[Dataset excerpt]

## BEGIN

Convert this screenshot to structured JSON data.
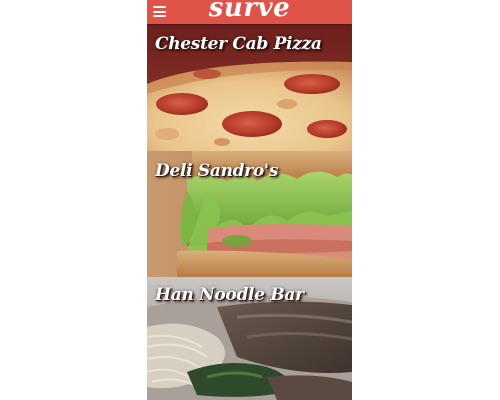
{
  "app": {
    "brand": "surve",
    "colors": {
      "app_bar": "#e05348",
      "title_text": "#ffffff"
    },
    "menu_icon": "hamburger-menu-icon"
  },
  "restaurants": [
    {
      "name": "Chester Cab Pizza",
      "image": "pepperoni-pizza-photo"
    },
    {
      "name": "Deli Sandro's",
      "image": "deli-sandwich-photo"
    },
    {
      "name": "Han Noodle Bar",
      "image": "noodle-soup-photo"
    }
  ]
}
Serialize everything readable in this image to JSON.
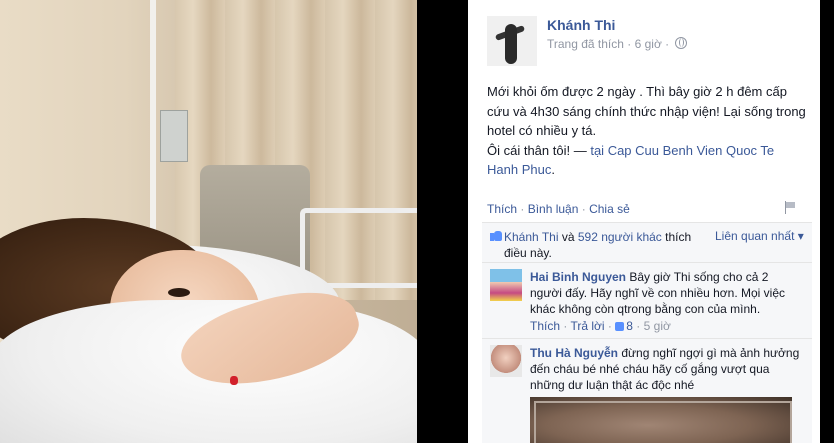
{
  "post": {
    "author": "Khánh Thi",
    "meta": "Trang đã thích · 6 giờ ·",
    "text_line1": "Mới khỏi ốm được 2 ngày . Thì bây giờ 2 h đêm cấp cứu và 4h30 sáng chính thức nhập viện! Lại sống trong hotel có nhiều y tá.",
    "text_line2_prefix": "Ôi cái thân tôi! — ",
    "text_tai": "tại",
    "location": "Cap Cuu Benh Vien Quoc Te Hanh Phuc",
    "text_end": "."
  },
  "actions": {
    "like": "Thích",
    "comment": "Bình luận",
    "share": "Chia sẻ",
    "sep": " · "
  },
  "likes": {
    "name": "Khánh Thi",
    "and": " và ",
    "others": "592 người khác",
    "suffix": " thích điều này.",
    "relevant": "Liên quan nhất ▾"
  },
  "comments": [
    {
      "name": "Hai Binh Nguyen",
      "text": " Bây giờ Thi sống cho cả 2 người đấy. Hãy nghĩ về con nhiều hơn. Mọi việc khác không còn qtrong bằng con của mình.",
      "like": "Thích",
      "reply": "Trả lời",
      "like_count": "8",
      "time": "5 giờ"
    },
    {
      "name": "Thu Hà Nguyễn",
      "text": " đừng nghĩ ngợi gì mà ảnh hưởng đến cháu bé nhé cháu hãy cố gắng vượt qua những dư luận thật ác độc nhé"
    }
  ],
  "close_glyph": "×",
  "colors": {
    "link": "#3b5998",
    "muted": "#9197a3",
    "like_blue": "#5890ff"
  }
}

## END

■ **Set task**
Do not include the images; transcribe the rest of the listing exactly.

■ **Full response**
Convert this screenshot to structured JSON data.
{
  "app": {
    "brand": "surve",
    "colors": {
      "app_bar": "#e05348",
      "title_text": "#ffffff"
    },
    "menu_icon": "hamburger-menu-icon"
  },
  "restaurants": [
    {
      "name": "Chester Cab Pizza",
      "image": "pepperoni-pizza-photo"
    },
    {
      "name": "Deli Sandro's",
      "image": "deli-sandwich-photo"
    },
    {
      "name": "Han Noodle Bar",
      "image": "noodle-soup-photo"
    }
  ]
}
Serialize everything readable in this image to JSON.
{
  "post": {
    "author": "Khánh Thi",
    "meta": "Trang đã thích · 6 giờ ·",
    "text_line1": "Mới khỏi ốm được 2 ngày . Thì bây giờ 2 h đêm cấp cứu và 4h30 sáng chính thức nhập viện! Lại sống trong hotel có nhiều y tá.",
    "text_line2_prefix": "Ôi cái thân tôi! — ",
    "text_tai": "tại",
    "location": "Cap Cuu Benh Vien Quoc Te Hanh Phuc",
    "text_end": "."
  },
  "actions": {
    "like": "Thích",
    "comment": "Bình luận",
    "share": "Chia sẻ",
    "sep": " · "
  },
  "likes": {
    "name": "Khánh Thi",
    "and": " và ",
    "others": "592 người khác",
    "suffix": " thích điều này.",
    "relevant": "Liên quan nhất ▾"
  },
  "comments": [
    {
      "name": "Hai Binh Nguyen",
      "text": " Bây giờ Thi sống cho cả 2 người đấy. Hãy nghĩ về con nhiều hơn. Mọi việc khác không còn qtrong bằng con của mình.",
      "like": "Thích",
      "reply": "Trả lời",
      "like_count": "8",
      "time": "5 giờ"
    },
    {
      "name": "Thu Hà Nguyễn",
      "text": " đừng nghĩ ngợi gì mà ảnh hưởng đến cháu bé nhé cháu hãy cố gắng vượt qua những dư luận thật ác độc nhé"
    }
  ],
  "close_glyph": "×",
  "colors": {
    "link": "#3b5998",
    "muted": "#9197a3",
    "like_blue": "#5890ff"
  }
}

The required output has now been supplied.